▽
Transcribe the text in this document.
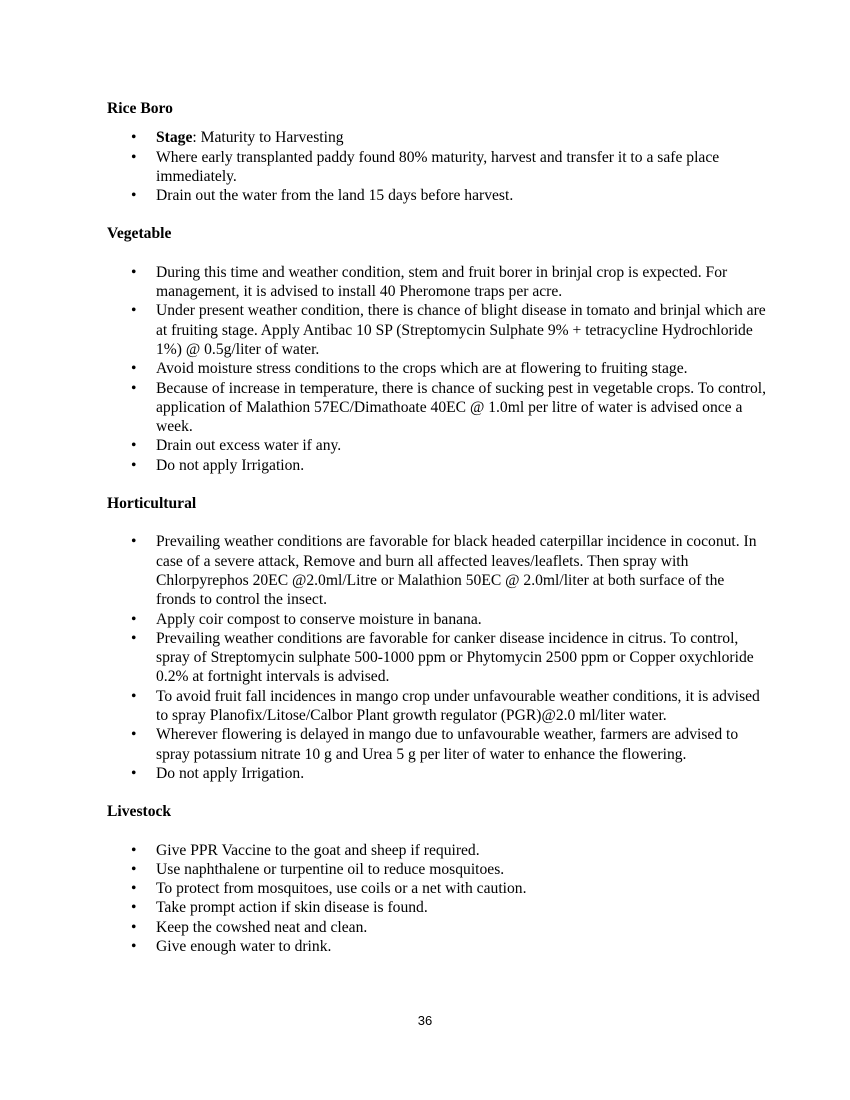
Rice Boro

• Stage: Maturity to Harvesting
• Where early transplanted paddy found 80% maturity, harvest and transfer it to a safe place immediately.
• Drain out the water from the land 15 days before harvest.

Vegetable

• During this time and weather condition, stem and fruit borer in brinjal crop is expected. For management, it is advised to install 40 Pheromone traps per acre.
• Under present weather condition, there is chance of blight disease in tomato and brinjal which are at fruiting stage. Apply Antibac 10 SP (Streptomycin Sulphate 9% + tetracycline Hydrochloride 1%) @ 0.5g/liter of water.
• Avoid moisture stress conditions to the crops which are at flowering to fruiting stage.
• Because of increase in temperature, there is chance of sucking pest in vegetable crops. To control, application of Malathion 57EC/Dimathoate 40EC @ 1.0ml per litre of water is advised once a week.
• Drain out excess water if any.
• Do not apply Irrigation.

Horticultural

• Prevailing weather conditions are favorable for black headed caterpillar incidence in coconut. In case of a severe attack, Remove and burn all affected leaves/leaflets. Then spray with Chlorpyrephos 20EC @2.0ml/Litre or Malathion 50EC @ 2.0ml/liter at both surface of the fronds to control the insect.
• Apply coir compost to conserve moisture in banana.
• Prevailing weather conditions are favorable for canker disease incidence in citrus. To control, spray of Streptomycin sulphate 500-1000 ppm or Phytomycin 2500 ppm or Copper oxychloride 0.2% at fortnight intervals is advised.
• To avoid fruit fall incidences in mango crop under unfavourable weather conditions, it is advised to spray Planofix/Litose/Calbor Plant growth regulator (PGR)@2.0 ml/liter water.
• Wherever flowering is delayed in mango due to unfavourable weather, farmers are advised to spray potassium nitrate 10 g and Urea 5 g per liter of water to enhance the flowering.
• Do not apply Irrigation.

Livestock

• Give PPR Vaccine to the goat and sheep if required.
• Use naphthalene or turpentine oil to reduce mosquitoes.
• To protect from mosquitoes, use coils or a net with caution.
• Take prompt action if skin disease is found.
• Keep the cowshed neat and clean.
• Give enough water to drink.
36
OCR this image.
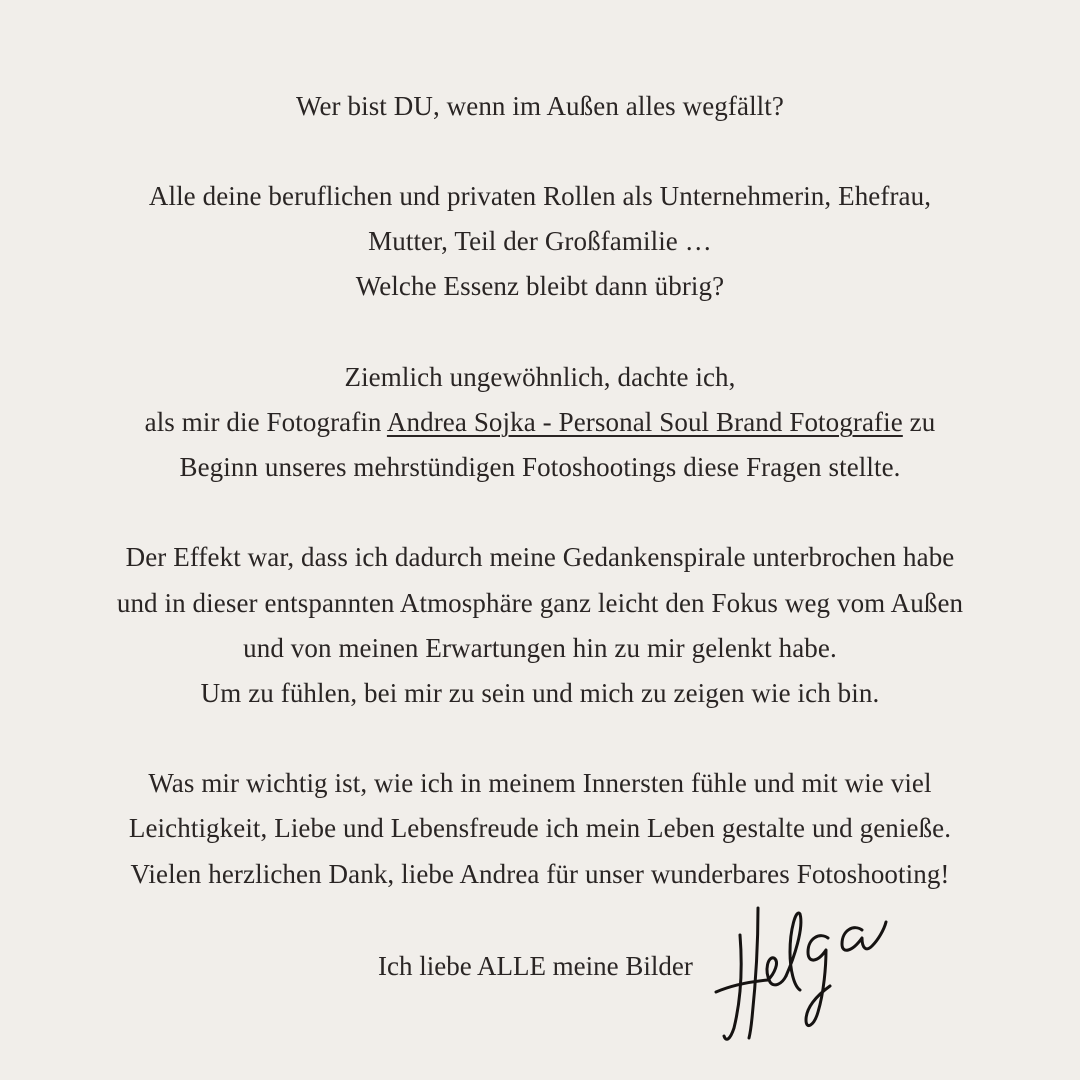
Wer bist DU, wenn im Außen alles wegfällt?
Alle deine beruflichen und privaten Rollen als Unternehmerin, Ehefrau,
Mutter, Teil der Großfamilie …
Welche Essenz bleibt dann übrig?
Ziemlich ungewöhnlich, dachte ich,
als mir die Fotografin Andrea Sojka - Personal Soul Brand Fotografie zu
Beginn unseres mehrstündigen Fotoshootings diese Fragen stellte.
Der Effekt war, dass ich dadurch meine Gedankenspirale unterbrochen habe
und in dieser entspannten Atmosphäre ganz leicht den Fokus weg vom Außen
und von meinen Erwartungen hin zu mir gelenkt habe.
Um zu fühlen, bei mir zu sein und mich zu zeigen wie ich bin.
Was mir wichtig ist, wie ich in meinem Innersten fühle und mit wie viel
Leichtigkeit, Liebe und Lebensfreude ich mein Leben gestalte und genieße.
Vielen herzlichen Dank, liebe Andrea für unser wunderbares Fotoshooting!
Ich liebe ALLE meine Bilder
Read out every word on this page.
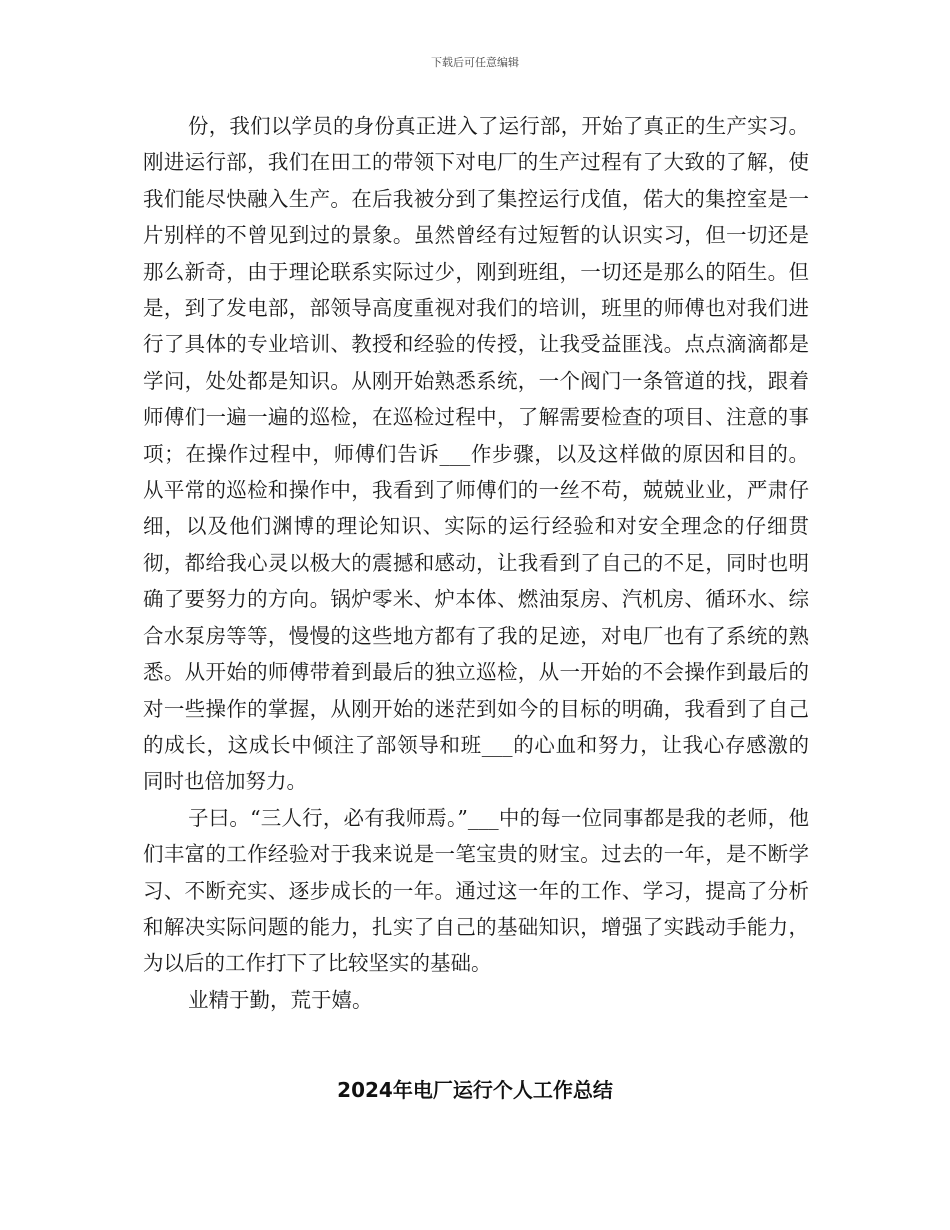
下载后可任意编辑

份，我们以学员的身份真正进入了运行部，开始了真正的生产实习。刚进运行部，我们在田工的带领下对电厂的生产过程有了大致的了解，使我们能尽快融入生产。在后我被分到了集控运行戊值，偌大的集控室是一片别样的不曾见到过的景象。虽然曾经有过短暂的认识实习，但一切还是那么新奇，由于理论联系实际过少，刚到班组，一切还是那么的陌生。但是，到了发电部，部领导高度重视对我们的培训，班里的师傅也对我们进行了具体的专业培训、教授和经验的传授，让我受益匪浅。点点滴滴都是学问，处处都是知识。从刚开始熟悉系统，一个阀门一条管道的找，跟着师傅们一遍一遍的巡检，在巡检过程中，了解需要检查的项目、注意的事项；在操作过程中，师傅们告诉___作步骤，以及这样做的原因和目的。从平常的巡检和操作中，我看到了师傅们的一丝不苟，兢兢业业，严肃仔细，以及他们渊博的理论知识、实际的运行经验和对安全理念的仔细贯彻，都给我心灵以极大的震撼和感动，让我看到了自己的不足，同时也明确了要努力的方向。锅炉零米、炉本体、燃油泵房、汽机房、循环水、综合水泵房等等，慢慢的这些地方都有了我的足迹，对电厂也有了系统的熟悉。从开始的师傅带着到最后的独立巡检，从一开始的不会操作到最后的对一些操作的掌握，从刚开始的迷茫到如今的目标的明确，我看到了自己的成长，这成长中倾注了部领导和班___的心血和努力，让我心存感激的同时也倍加努力。

子曰。“三人行，必有我师焉。”___中的每一位同事都是我的老师，他们丰富的工作经验对于我来说是一笔宝贵的财宝。过去的一年，是不断学习、不断充实、逐步成长的一年。通过这一年的工作、学习，提高了分析和解决实际问题的能力，扎实了自己的基础知识，增强了实践动手能力，为以后的工作打下了比较坚实的基础。

业精于勤，荒于嬉。

2024年电厂运行个人工作总结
△
▸ **Work to be completed**
Repeat everything in the records precisely. Images are excluded from the copy.

▸ **Written answer**
Transcribe the text in this document.
Rice Boro

• Stage: Maturity to Harvesting
• Where early transplanted paddy found 80% maturity, harvest and transfer it to a safe place immediately.
• Drain out the water from the land 15 days before harvest.

Vegetable

• During this time and weather condition, stem and fruit borer in brinjal crop is expected. For management, it is advised to install 40 Pheromone traps per acre.
• Under present weather condition, there is chance of blight disease in tomato and brinjal which are at fruiting stage. Apply Antibac 10 SP (Streptomycin Sulphate 9% + tetracycline Hydrochloride 1%) @ 0.5g/liter of water.
• Avoid moisture stress conditions to the crops which are at flowering to fruiting stage.
• Because of increase in temperature, there is chance of sucking pest in vegetable crops. To control, application of Malathion 57EC/Dimathoate 40EC @ 1.0ml per litre of water is advised once a week.
• Drain out excess water if any.
• Do not apply Irrigation.

Horticultural

• Prevailing weather conditions are favorable for black headed caterpillar incidence in coconut. In case of a severe attack, Remove and burn all affected leaves/leaflets. Then spray with Chlorpyrephos 20EC @2.0ml/Litre or Malathion 50EC @ 2.0ml/liter at both surface of the fronds to control the insect.
• Apply coir compost to conserve moisture in banana.
• Prevailing weather conditions are favorable for canker disease incidence in citrus. To control, spray of Streptomycin sulphate 500-1000 ppm or Phytomycin 2500 ppm or Copper oxychloride 0.2% at fortnight intervals is advised.
• To avoid fruit fall incidences in mango crop under unfavourable weather conditions, it is advised to spray Planofix/Litose/Calbor Plant growth regulator (PGR)@2.0 ml/liter water.
• Wherever flowering is delayed in mango due to unfavourable weather, farmers are advised to spray potassium nitrate 10 g and Urea 5 g per liter of water to enhance the flowering.
• Do not apply Irrigation.

Livestock

• Give PPR Vaccine to the goat and sheep if required.
• Use naphthalene or turpentine oil to reduce mosquitoes.
• To protect from mosquitoes, use coils or a net with caution.
• Take prompt action if skin disease is found.
• Keep the cowshed neat and clean.
• Give enough water to drink.
36
OCR this image.
Wer bist DU, wenn im Außen alles wegfällt?
Alle deine beruflichen und privaten Rollen als Unternehmerin, Ehefrau,
Mutter, Teil der Großfamilie …
Welche Essenz bleibt dann übrig?
Ziemlich ungewöhnlich, dachte ich,
als mir die Fotografin Andrea Sojka - Personal Soul Brand Fotografie zu
Beginn unseres mehrstündigen Fotoshootings diese Fragen stellte.
Der Effekt war, dass ich dadurch meine Gedankenspirale unterbrochen habe
und in dieser entspannten Atmosphäre ganz leicht den Fokus weg vom Außen
und von meinen Erwartungen hin zu mir gelenkt habe.
Um zu fühlen, bei mir zu sein und mich zu zeigen wie ich bin.
Was mir wichtig ist, wie ich in meinem Innersten fühle und mit wie viel
Leichtigkeit, Liebe und Lebensfreude ich mein Leben gestalte und genieße.
Vielen herzlichen Dank, liebe Andrea für unser wunderbares Fotoshooting!
Ich liebe ALLE meine Bilder
Read out every word on this page.
下载后可任意编辑

份，我们以学员的身份真正进入了运行部，开始了真正的生产实习。刚进运行部，我们在田工的带领下对电厂的生产过程有了大致的了解，使我们能尽快融入生产。在后我被分到了集控运行戊值，偌大的集控室是一片别样的不曾见到过的景象。虽然曾经有过短暂的认识实习，但一切还是那么新奇，由于理论联系实际过少，刚到班组，一切还是那么的陌生。但是，到了发电部，部领导高度重视对我们的培训，班里的师傅也对我们进行了具体的专业培训、教授和经验的传授，让我受益匪浅。点点滴滴都是学问，处处都是知识。从刚开始熟悉系统，一个阀门一条管道的找，跟着师傅们一遍一遍的巡检，在巡检过程中，了解需要检查的项目、注意的事项；在操作过程中，师傅们告诉___作步骤，以及这样做的原因和目的。从平常的巡检和操作中，我看到了师傅们的一丝不苟，兢兢业业，严肃仔细，以及他们渊博的理论知识、实际的运行经验和对安全理念的仔细贯彻，都给我心灵以极大的震撼和感动，让我看到了自己的不足，同时也明确了要努力的方向。锅炉零米、炉本体、燃油泵房、汽机房、循环水、综合水泵房等等，慢慢的这些地方都有了我的足迹，对电厂也有了系统的熟悉。从开始的师傅带着到最后的独立巡检，从一开始的不会操作到最后的对一些操作的掌握，从刚开始的迷茫到如今的目标的明确，我看到了自己的成长，这成长中倾注了部领导和班___的心血和努力，让我心存感激的同时也倍加努力。

子曰。“三人行，必有我师焉。”___中的每一位同事都是我的老师，他们丰富的工作经验对于我来说是一笔宝贵的财宝。过去的一年，是不断学习、不断充实、逐步成长的一年。通过这一年的工作、学习，提高了分析和解决实际问题的能力，扎实了自己的基础知识，增强了实践动手能力，为以后的工作打下了比较坚实的基础。

业精于勤，荒于嬉。

2024年电厂运行个人工作总结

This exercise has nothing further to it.